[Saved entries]

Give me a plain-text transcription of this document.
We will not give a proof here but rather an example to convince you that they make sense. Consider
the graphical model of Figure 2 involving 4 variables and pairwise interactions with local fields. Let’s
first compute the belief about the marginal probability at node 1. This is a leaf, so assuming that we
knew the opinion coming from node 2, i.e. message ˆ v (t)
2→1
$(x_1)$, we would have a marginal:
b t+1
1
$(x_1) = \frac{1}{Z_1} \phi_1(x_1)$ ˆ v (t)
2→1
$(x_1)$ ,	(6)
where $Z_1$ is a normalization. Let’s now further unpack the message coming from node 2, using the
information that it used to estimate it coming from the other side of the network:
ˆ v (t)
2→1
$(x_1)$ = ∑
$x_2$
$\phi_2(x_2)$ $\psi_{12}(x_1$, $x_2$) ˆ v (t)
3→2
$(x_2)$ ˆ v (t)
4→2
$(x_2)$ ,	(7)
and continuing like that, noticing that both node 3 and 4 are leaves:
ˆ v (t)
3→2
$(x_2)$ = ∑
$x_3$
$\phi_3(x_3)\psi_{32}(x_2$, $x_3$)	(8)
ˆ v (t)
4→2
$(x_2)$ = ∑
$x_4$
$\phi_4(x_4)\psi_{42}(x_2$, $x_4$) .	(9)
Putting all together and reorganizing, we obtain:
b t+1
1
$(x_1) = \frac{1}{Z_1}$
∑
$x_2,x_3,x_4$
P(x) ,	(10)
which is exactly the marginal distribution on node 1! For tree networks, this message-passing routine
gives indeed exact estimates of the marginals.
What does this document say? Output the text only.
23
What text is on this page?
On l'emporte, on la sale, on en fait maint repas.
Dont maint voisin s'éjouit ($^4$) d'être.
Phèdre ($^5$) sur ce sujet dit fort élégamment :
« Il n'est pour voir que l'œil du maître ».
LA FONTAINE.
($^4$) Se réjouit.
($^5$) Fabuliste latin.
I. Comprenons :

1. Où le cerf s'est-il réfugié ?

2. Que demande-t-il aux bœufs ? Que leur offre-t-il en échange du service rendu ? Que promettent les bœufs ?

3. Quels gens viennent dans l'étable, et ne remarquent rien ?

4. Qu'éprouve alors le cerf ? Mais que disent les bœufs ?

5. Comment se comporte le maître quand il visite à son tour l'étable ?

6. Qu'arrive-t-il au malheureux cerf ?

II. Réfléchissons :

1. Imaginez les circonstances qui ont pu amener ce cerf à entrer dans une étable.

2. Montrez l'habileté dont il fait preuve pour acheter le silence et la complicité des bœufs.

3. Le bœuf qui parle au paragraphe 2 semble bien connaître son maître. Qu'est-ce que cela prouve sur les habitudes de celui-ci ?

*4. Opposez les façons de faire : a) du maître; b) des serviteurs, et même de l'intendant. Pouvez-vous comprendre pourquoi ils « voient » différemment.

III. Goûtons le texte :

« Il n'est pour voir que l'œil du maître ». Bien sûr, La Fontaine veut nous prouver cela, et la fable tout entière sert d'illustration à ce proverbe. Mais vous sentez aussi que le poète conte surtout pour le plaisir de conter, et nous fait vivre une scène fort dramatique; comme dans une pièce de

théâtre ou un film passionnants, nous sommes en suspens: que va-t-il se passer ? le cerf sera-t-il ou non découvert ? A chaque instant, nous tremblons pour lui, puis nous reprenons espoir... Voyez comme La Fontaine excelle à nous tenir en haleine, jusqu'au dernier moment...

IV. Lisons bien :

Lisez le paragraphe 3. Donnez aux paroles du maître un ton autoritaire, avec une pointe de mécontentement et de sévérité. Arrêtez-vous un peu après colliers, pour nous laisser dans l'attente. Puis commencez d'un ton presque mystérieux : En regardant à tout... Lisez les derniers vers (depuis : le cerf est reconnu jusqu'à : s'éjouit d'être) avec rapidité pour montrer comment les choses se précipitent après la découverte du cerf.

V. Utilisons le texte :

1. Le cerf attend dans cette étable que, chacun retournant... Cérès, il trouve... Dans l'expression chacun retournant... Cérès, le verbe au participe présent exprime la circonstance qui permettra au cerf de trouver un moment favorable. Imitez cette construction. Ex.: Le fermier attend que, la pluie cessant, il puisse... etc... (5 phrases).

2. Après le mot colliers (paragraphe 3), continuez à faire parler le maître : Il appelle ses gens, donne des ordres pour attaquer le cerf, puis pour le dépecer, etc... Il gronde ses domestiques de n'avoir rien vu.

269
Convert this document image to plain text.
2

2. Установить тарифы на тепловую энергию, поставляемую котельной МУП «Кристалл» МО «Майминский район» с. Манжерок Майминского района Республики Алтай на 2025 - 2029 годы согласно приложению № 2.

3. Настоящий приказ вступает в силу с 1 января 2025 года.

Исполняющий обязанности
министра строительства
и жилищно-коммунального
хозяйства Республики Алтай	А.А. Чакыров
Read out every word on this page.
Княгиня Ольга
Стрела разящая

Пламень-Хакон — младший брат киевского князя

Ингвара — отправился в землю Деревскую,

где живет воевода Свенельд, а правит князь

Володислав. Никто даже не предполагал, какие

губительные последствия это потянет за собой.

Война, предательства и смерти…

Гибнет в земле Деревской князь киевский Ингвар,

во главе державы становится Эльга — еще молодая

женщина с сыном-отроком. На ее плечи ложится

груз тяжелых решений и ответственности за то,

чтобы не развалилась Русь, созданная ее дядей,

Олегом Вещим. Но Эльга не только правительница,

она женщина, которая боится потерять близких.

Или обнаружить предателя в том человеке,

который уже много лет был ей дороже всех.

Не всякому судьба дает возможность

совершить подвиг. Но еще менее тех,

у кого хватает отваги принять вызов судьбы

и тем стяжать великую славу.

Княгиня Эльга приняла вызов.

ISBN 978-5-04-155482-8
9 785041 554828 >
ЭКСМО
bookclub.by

### Written task
Please output the complete data exactly.

### Completed task
Give me a plain-text transcription of this document.
We will not give a proof here but rather an example to convince you that they make sense. Consider
the graphical model of Figure 2 involving 4 variables and pairwise interactions with local fields. Let’s
first compute the belief about the marginal probability at node 1. This is a leaf, so assuming that we
knew the opinion coming from node 2, i.e. message ˆ v (t)
2→1
$(x_1)$, we would have a marginal:
b t+1
1
$(x_1) = \frac{1}{Z_1} \phi_1(x_1)$ ˆ v (t)
2→1
$(x_1)$ ,	(6)
where $Z_1$ is a normalization. Let’s now further unpack the message coming from node 2, using the
information that it used to estimate it coming from the other side of the network:
ˆ v (t)
2→1
$(x_1)$ = ∑
$x_2$
$\phi_2(x_2)$ $\psi_{12}(x_1$, $x_2$) ˆ v (t)
3→2
$(x_2)$ ˆ v (t)
4→2
$(x_2)$ ,	(7)
and continuing like that, noticing that both node 3 and 4 are leaves:
ˆ v (t)
3→2
$(x_2)$ = ∑
$x_3$
$\phi_3(x_3)\psi_{32}(x_2$, $x_3$)	(8)
ˆ v (t)
4→2
$(x_2)$ = ∑
$x_4$
$\phi_4(x_4)\psi_{42}(x_2$, $x_4$) .	(9)
Putting all together and reorganizing, we obtain:
b t+1
1
$(x_1) = \frac{1}{Z_1}$
∑
$x_2,x_3,x_4$
P(x) ,	(10)
which is exactly the marginal distribution on node 1! For tree networks, this message-passing routine
gives indeed exact estimates of the marginals.
What does this document say? Output the text only.
23
What text is on this page?
On l'emporte, on la sale, on en fait maint repas.
Dont maint voisin s'éjouit ($^4$) d'être.
Phèdre ($^5$) sur ce sujet dit fort élégamment :
« Il n'est pour voir que l'œil du maître ».
LA FONTAINE.
($^4$) Se réjouit.
($^5$) Fabuliste latin.
I. Comprenons :

1. Où le cerf s'est-il réfugié ?

2. Que demande-t-il aux bœufs ? Que leur offre-t-il en échange du service rendu ? Que promettent les bœufs ?

3. Quels gens viennent dans l'étable, et ne remarquent rien ?

4. Qu'éprouve alors le cerf ? Mais que disent les bœufs ?

5. Comment se comporte le maître quand il visite à son tour l'étable ?

6. Qu'arrive-t-il au malheureux cerf ?

II. Réfléchissons :

1. Imaginez les circonstances qui ont pu amener ce cerf à entrer dans une étable.

2. Montrez l'habileté dont il fait preuve pour acheter le silence et la complicité des bœufs.

3. Le bœuf qui parle au paragraphe 2 semble bien connaître son maître. Qu'est-ce que cela prouve sur les habitudes de celui-ci ?

*4. Opposez les façons de faire : a) du maître; b) des serviteurs, et même de l'intendant. Pouvez-vous comprendre pourquoi ils « voient » différemment.

III. Goûtons le texte :

« Il n'est pour voir que l'œil du maître ». Bien sûr, La Fontaine veut nous prouver cela, et la fable tout entière sert d'illustration à ce proverbe. Mais vous sentez aussi que le poète conte surtout pour le plaisir de conter, et nous fait vivre une scène fort dramatique; comme dans une pièce de

théâtre ou un film passionnants, nous sommes en suspens: que va-t-il se passer ? le cerf sera-t-il ou non découvert ? A chaque instant, nous tremblons pour lui, puis nous reprenons espoir... Voyez comme La Fontaine excelle à nous tenir en haleine, jusqu'au dernier moment...

IV. Lisons bien :

Lisez le paragraphe 3. Donnez aux paroles du maître un ton autoritaire, avec une pointe de mécontentement et de sévérité. Arrêtez-vous un peu après colliers, pour nous laisser dans l'attente. Puis commencez d'un ton presque mystérieux : En regardant à tout... Lisez les derniers vers (depuis : le cerf est reconnu jusqu'à : s'éjouit d'être) avec rapidité pour montrer comment les choses se précipitent après la découverte du cerf.

V. Utilisons le texte :

1. Le cerf attend dans cette étable que, chacun retournant... Cérès, il trouve... Dans l'expression chacun retournant... Cérès, le verbe au participe présent exprime la circonstance qui permettra au cerf de trouver un moment favorable. Imitez cette construction. Ex.: Le fermier attend que, la pluie cessant, il puisse... etc... (5 phrases).

2. Après le mot colliers (paragraphe 3), continuez à faire parler le maître : Il appelle ses gens, donne des ordres pour attaquer le cerf, puis pour le dépecer, etc... Il gronde ses domestiques de n'avoir rien vu.

269
Convert this document image to plain text.
2

2. Установить тарифы на тепловую энергию, поставляемую котельной МУП «Кристалл» МО «Майминский район» с. Манжерок Майминского района Республики Алтай на 2025 - 2029 годы согласно приложению № 2.

3. Настоящий приказ вступает в силу с 1 января 2025 года.

Исполняющий обязанности
министра строительства
и жилищно-коммунального
хозяйства Республики Алтай	А.А. Чакыров
Read out every word on this page.
Княгиня Ольга
Стрела разящая

Пламень-Хакон — младший брат киевского князя

Ингвара — отправился в землю Деревскую,

где живет воевода Свенельд, а правит князь

Володислав. Никто даже не предполагал, какие

губительные последствия это потянет за собой.

Война, предательства и смерти…

Гибнет в земле Деревской князь киевский Ингвар,

во главе державы становится Эльга — еще молодая

женщина с сыном-отроком. На ее плечи ложится

груз тяжелых решений и ответственности за то,

чтобы не развалилась Русь, созданная ее дядей,

Олегом Вещим. Но Эльга не только правительница,

она женщина, которая боится потерять близких.

Или обнаружить предателя в том человеке,

который уже много лет был ей дороже всех.

Не всякому судьба дает возможность

совершить подвиг. Но еще менее тех,

у кого хватает отваги принять вызов судьбы

и тем стяжать великую славу.

Княгиня Эльга приняла вызов.

ISBN 978-5-04-155482-8
9 785041 554828 >
ЭКСМО
bookclub.by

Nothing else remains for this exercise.